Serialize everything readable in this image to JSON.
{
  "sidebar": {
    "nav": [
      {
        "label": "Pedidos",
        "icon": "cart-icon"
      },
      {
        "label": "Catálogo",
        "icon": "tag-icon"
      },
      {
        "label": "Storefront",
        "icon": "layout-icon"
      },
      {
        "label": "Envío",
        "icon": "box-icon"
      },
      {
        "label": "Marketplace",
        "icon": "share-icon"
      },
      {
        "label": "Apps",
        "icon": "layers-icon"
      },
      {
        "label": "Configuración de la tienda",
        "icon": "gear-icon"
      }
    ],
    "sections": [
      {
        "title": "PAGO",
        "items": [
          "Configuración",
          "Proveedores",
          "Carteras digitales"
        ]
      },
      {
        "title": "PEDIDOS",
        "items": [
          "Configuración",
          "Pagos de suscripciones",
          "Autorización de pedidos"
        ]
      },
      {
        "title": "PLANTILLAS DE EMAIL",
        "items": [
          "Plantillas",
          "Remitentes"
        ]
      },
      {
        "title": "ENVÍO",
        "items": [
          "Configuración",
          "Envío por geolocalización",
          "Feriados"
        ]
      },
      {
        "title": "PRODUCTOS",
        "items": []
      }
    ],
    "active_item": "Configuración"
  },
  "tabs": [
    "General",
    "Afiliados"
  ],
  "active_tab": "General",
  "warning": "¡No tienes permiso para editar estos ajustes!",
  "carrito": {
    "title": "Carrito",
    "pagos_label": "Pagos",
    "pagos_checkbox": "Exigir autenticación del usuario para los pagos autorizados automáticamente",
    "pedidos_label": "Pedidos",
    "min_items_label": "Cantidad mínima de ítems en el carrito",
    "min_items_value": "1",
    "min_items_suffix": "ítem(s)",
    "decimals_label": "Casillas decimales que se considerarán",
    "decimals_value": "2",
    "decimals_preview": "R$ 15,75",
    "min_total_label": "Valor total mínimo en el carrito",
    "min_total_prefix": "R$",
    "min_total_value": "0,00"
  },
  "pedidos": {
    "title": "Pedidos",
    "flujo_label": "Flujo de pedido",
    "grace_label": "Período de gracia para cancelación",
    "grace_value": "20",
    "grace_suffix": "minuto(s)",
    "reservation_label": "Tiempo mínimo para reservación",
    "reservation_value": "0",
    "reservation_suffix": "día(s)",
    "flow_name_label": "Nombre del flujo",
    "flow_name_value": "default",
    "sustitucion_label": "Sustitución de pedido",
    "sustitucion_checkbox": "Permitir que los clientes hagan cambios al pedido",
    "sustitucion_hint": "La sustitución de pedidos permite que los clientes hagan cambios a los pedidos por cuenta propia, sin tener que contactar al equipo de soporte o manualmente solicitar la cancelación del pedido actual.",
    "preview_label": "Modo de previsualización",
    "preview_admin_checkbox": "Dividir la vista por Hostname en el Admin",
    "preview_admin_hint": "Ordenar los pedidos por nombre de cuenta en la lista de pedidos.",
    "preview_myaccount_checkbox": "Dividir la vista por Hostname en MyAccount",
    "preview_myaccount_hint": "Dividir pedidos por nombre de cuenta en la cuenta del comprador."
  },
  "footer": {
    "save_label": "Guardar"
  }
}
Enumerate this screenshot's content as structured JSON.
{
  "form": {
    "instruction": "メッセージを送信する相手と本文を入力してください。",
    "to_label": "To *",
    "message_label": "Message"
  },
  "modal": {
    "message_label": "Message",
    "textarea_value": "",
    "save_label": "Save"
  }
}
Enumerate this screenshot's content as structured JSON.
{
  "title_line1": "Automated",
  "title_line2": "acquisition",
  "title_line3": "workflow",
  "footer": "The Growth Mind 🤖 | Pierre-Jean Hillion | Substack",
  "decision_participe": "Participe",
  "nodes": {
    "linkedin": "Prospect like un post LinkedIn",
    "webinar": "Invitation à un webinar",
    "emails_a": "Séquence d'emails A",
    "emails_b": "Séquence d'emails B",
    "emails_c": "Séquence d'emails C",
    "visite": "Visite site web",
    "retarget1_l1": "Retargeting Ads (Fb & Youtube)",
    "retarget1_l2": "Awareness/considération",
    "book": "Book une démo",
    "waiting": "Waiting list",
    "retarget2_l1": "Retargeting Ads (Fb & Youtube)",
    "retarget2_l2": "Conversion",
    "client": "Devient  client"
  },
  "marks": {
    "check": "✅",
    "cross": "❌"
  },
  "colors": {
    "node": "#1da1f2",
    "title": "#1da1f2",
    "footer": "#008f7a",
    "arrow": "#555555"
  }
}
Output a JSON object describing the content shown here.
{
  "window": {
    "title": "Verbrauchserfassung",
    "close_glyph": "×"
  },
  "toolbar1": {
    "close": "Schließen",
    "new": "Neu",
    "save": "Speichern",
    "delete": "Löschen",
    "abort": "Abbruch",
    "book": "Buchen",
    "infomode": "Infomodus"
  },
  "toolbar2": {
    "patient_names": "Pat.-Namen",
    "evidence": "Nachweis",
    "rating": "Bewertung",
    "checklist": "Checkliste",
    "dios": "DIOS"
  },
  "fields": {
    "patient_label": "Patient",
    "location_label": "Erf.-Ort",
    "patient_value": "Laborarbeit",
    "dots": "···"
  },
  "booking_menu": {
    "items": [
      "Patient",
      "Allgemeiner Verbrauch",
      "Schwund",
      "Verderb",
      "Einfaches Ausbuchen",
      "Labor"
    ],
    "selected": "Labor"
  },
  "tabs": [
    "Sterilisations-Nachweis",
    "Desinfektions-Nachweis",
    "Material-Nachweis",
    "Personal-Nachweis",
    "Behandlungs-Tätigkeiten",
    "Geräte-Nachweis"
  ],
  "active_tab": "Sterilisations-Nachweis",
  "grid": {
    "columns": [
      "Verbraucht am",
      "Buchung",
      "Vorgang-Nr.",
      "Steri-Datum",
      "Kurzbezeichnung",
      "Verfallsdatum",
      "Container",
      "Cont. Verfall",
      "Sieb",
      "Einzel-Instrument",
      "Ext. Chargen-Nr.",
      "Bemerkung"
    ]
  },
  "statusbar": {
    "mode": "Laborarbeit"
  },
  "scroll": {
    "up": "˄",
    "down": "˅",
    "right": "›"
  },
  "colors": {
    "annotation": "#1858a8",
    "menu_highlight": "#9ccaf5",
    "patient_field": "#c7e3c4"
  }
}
########
» What is needed
Identify all lines in the records above with the word "Sterilisations".

» Output of the exercise
    "Sterilisations-Nachweis",
  "active_tab": "Sterilisations-Nachweis",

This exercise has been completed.